*TASK INSTRUCTIONS*
Return the entries verbatim and drop every picture.

[Some records]
__________________________________________________

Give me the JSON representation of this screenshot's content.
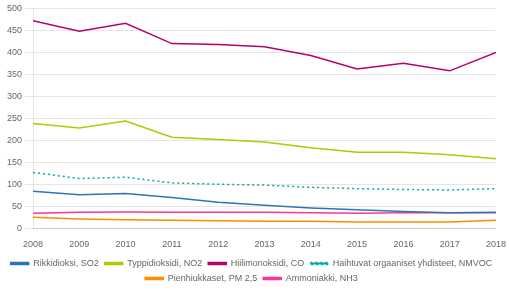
{
  "chart_data": {
    "type": "line",
    "x": [
      2008,
      2009,
      2010,
      2011,
      2012,
      2013,
      2014,
      2015,
      2016,
      2017,
      2018
    ],
    "xlim": [
      2008,
      2018
    ],
    "xticks": [
      2008,
      2009,
      2010,
      2011,
      2012,
      2013,
      2014,
      2015,
      2016,
      2017,
      2018
    ],
    "ylim": [
      0,
      500
    ],
    "yticks": [
      0,
      50,
      100,
      150,
      200,
      250,
      300,
      350,
      400,
      450,
      500
    ],
    "grid": "y",
    "legend": "bottom",
    "series": [
      {
        "name": "Rikkidioksi, SO2",
        "color": "#2E75B6",
        "line_style": "solid",
        "values": [
          84,
          76,
          79,
          70,
          59,
          52,
          46,
          42,
          38,
          35,
          36
        ]
      },
      {
        "name": "Typpidioksidi, NO2",
        "color": "#AACC00",
        "line_style": "solid",
        "values": [
          238,
          228,
          244,
          207,
          202,
          196,
          183,
          173,
          173,
          167,
          158
        ]
      },
      {
        "name": "Hiilimonoksidi, CO",
        "color": "#B5006E",
        "line_style": "solid",
        "values": [
          472,
          448,
          466,
          420,
          418,
          413,
          393,
          362,
          375,
          358,
          400
        ]
      },
      {
        "name": "Haihtuvat orgaaniset yhdisteet, NMVOC",
        "color": "#00AAAA",
        "line_style": "dotted",
        "values": [
          127,
          113,
          116,
          103,
          100,
          98,
          93,
          90,
          88,
          87,
          90
        ]
      },
      {
        "name": "Pienhiukkaset, PM 2,5",
        "color": "#FF8C00",
        "line_style": "solid",
        "values": [
          25,
          21,
          19,
          18,
          17,
          16,
          16,
          14,
          14,
          14,
          18
        ]
      },
      {
        "name": "Ammoniakki, NH3",
        "color": "#FF3399",
        "line_style": "solid",
        "values": [
          34,
          36,
          37,
          36,
          36,
          36,
          35,
          34,
          35,
          35,
          35
        ]
      }
    ]
  }
}
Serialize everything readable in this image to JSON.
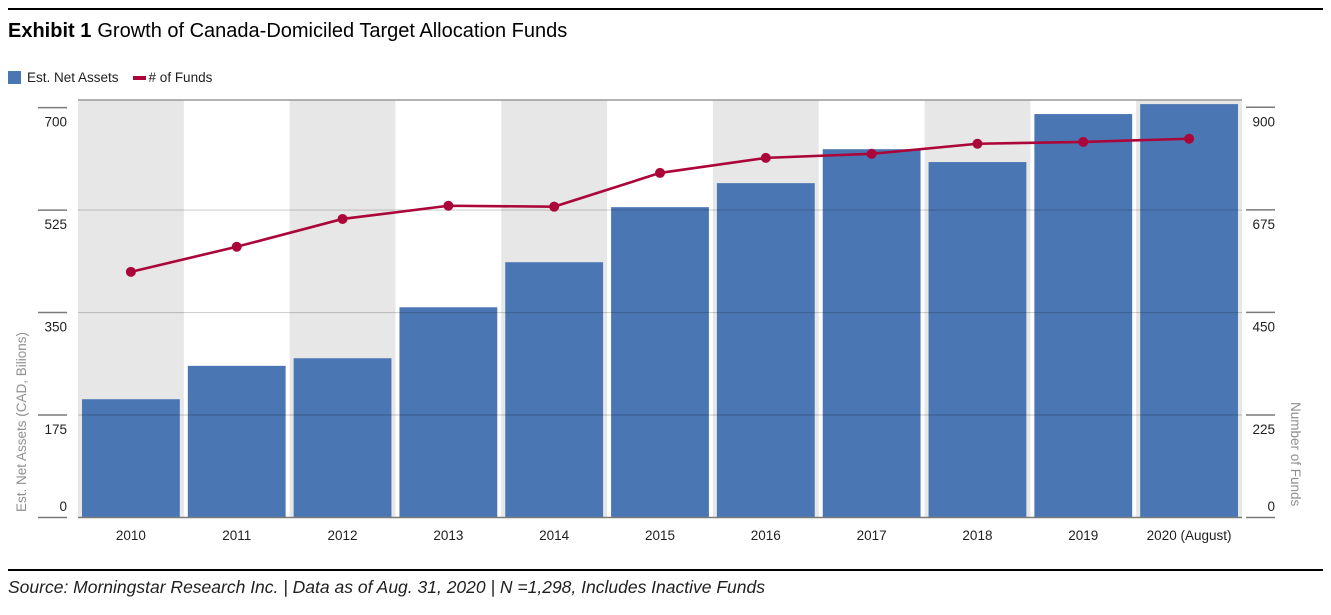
{
  "header": {
    "exhibit_label": "Exhibit 1",
    "title": "Growth of Canada-Domiciled Target Allocation Funds"
  },
  "legend": {
    "items": [
      {
        "label": "Est. Net Assets",
        "swatch": "square",
        "color": "#4a77b4"
      },
      {
        "label": "# of Funds",
        "swatch": "dash",
        "color": "#ab0639"
      }
    ]
  },
  "chart_data": {
    "type": "combo",
    "title": "Growth of Canada-Domiciled Target Allocation Funds",
    "categories": [
      "2010",
      "2011",
      "2012",
      "2013",
      "2014",
      "2015",
      "2016",
      "2017",
      "2018",
      "2019",
      "2020 (August)"
    ],
    "series": [
      {
        "name": "Est. Net Assets",
        "chart": "bar",
        "axis": "left",
        "color": "#4a77b4",
        "values": [
          202,
          259,
          272,
          359,
          436,
          530,
          571,
          629,
          607,
          689,
          706
        ]
      },
      {
        "name": "# of Funds",
        "chart": "line",
        "axis": "right",
        "color": "#ab0639",
        "values": [
          539,
          594,
          655,
          684,
          682,
          756,
          789,
          798,
          820,
          824,
          831
        ]
      }
    ],
    "left_axis": {
      "title": "Est. Net Assets (CAD, Bilions)",
      "ticks": [
        0,
        175,
        350,
        525,
        700
      ],
      "ylim": [
        0,
        713
      ]
    },
    "right_axis": {
      "title": "Number of Funds",
      "ticks": [
        0,
        225,
        450,
        675,
        900
      ],
      "ylim": [
        0,
        916
      ]
    },
    "layout": {
      "column_stripes": "alternating vertical bands, shaded on even-index columns",
      "stripe_color": "#e7e7e7",
      "gridlines": "horizontal at interior axis ticks, drawn over bars",
      "legend_position": "top-left"
    }
  },
  "footer": {
    "source_note": "Source: Morningstar Research Inc.  |  Data as of Aug. 31, 2020  |  N =1,298, Includes Inactive Funds"
  }
}
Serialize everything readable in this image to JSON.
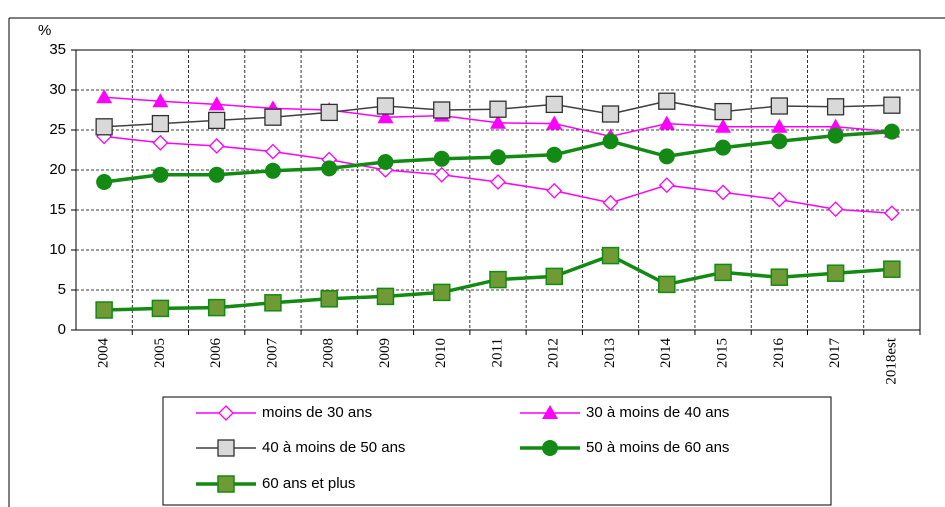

__________________________________________________

*FULL RESPONSE*
Give me the JSON representation of this screenshot's content.
{
  "chart_data": {
    "type": "line",
    "x": [
      2008,
      2009,
      2010,
      2011,
      2012,
      2013,
      2014,
      2015,
      2016,
      2017,
      2018
    ],
    "xlim": [
      2008,
      2018
    ],
    "xticks": [
      2008,
      2009,
      2010,
      2011,
      2012,
      2013,
      2014,
      2015,
      2016,
      2017,
      2018
    ],
    "ylim": [
      0,
      500
    ],
    "yticks": [
      0,
      50,
      100,
      150,
      200,
      250,
      300,
      350,
      400,
      450,
      500
    ],
    "grid": "y",
    "legend": "bottom",
    "series": [
      {
        "name": "Rikkidioksi, SO2",
        "color": "#2E75B6",
        "line_style": "solid",
        "values": [
          84,
          76,
          79,
          70,
          59,
          52,
          46,
          42,
          38,
          35,
          36
        ]
      },
      {
        "name": "Typpidioksidi, NO2",
        "color": "#AACC00",
        "line_style": "solid",
        "values": [
          238,
          228,
          244,
          207,
          202,
          196,
          183,
          173,
          173,
          167,
          158
        ]
      },
      {
        "name": "Hiilimonoksidi, CO",
        "color": "#B5006E",
        "line_style": "solid",
        "values": [
          472,
          448,
          466,
          420,
          418,
          413,
          393,
          362,
          375,
          358,
          400
        ]
      },
      {
        "name": "Haihtuvat orgaaniset yhdisteet, NMVOC",
        "color": "#00AAAA",
        "line_style": "dotted",
        "values": [
          127,
          113,
          116,
          103,
          100,
          98,
          93,
          90,
          88,
          87,
          90
        ]
      },
      {
        "name": "Pienhiukkaset, PM 2,5",
        "color": "#FF8C00",
        "line_style": "solid",
        "values": [
          25,
          21,
          19,
          18,
          17,
          16,
          16,
          14,
          14,
          14,
          18
        ]
      },
      {
        "name": "Ammoniakki, NH3",
        "color": "#FF3399",
        "line_style": "solid",
        "values": [
          34,
          36,
          37,
          36,
          36,
          36,
          35,
          34,
          35,
          35,
          35
        ]
      }
    ]
  }
}
Serialize everything readable in this image to JSON.
{
  "header": {
    "exhibit_label": "Exhibit 1",
    "title": "Growth of Canada-Domiciled Target Allocation Funds"
  },
  "legend": {
    "items": [
      {
        "label": "Est. Net Assets",
        "swatch": "square",
        "color": "#4a77b4"
      },
      {
        "label": "# of Funds",
        "swatch": "dash",
        "color": "#ab0639"
      }
    ]
  },
  "chart_data": {
    "type": "combo",
    "title": "Growth of Canada-Domiciled Target Allocation Funds",
    "categories": [
      "2010",
      "2011",
      "2012",
      "2013",
      "2014",
      "2015",
      "2016",
      "2017",
      "2018",
      "2019",
      "2020 (August)"
    ],
    "series": [
      {
        "name": "Est. Net Assets",
        "chart": "bar",
        "axis": "left",
        "color": "#4a77b4",
        "values": [
          202,
          259,
          272,
          359,
          436,
          530,
          571,
          629,
          607,
          689,
          706
        ]
      },
      {
        "name": "# of Funds",
        "chart": "line",
        "axis": "right",
        "color": "#ab0639",
        "values": [
          539,
          594,
          655,
          684,
          682,
          756,
          789,
          798,
          820,
          824,
          831
        ]
      }
    ],
    "left_axis": {
      "title": "Est. Net Assets (CAD, Bilions)",
      "ticks": [
        0,
        175,
        350,
        525,
        700
      ],
      "ylim": [
        0,
        713
      ]
    },
    "right_axis": {
      "title": "Number of Funds",
      "ticks": [
        0,
        225,
        450,
        675,
        900
      ],
      "ylim": [
        0,
        916
      ]
    },
    "layout": {
      "column_stripes": "alternating vertical bands, shaded on even-index columns",
      "stripe_color": "#e7e7e7",
      "gridlines": "horizontal at interior axis ticks, drawn over bars",
      "legend_position": "top-left"
    }
  },
  "footer": {
    "source_note": "Source: Morningstar Research Inc.  |  Data as of Aug. 31, 2020  |  N =1,298, Includes Inactive Funds"
  }
}
Serialize everything readable in this image to JSON.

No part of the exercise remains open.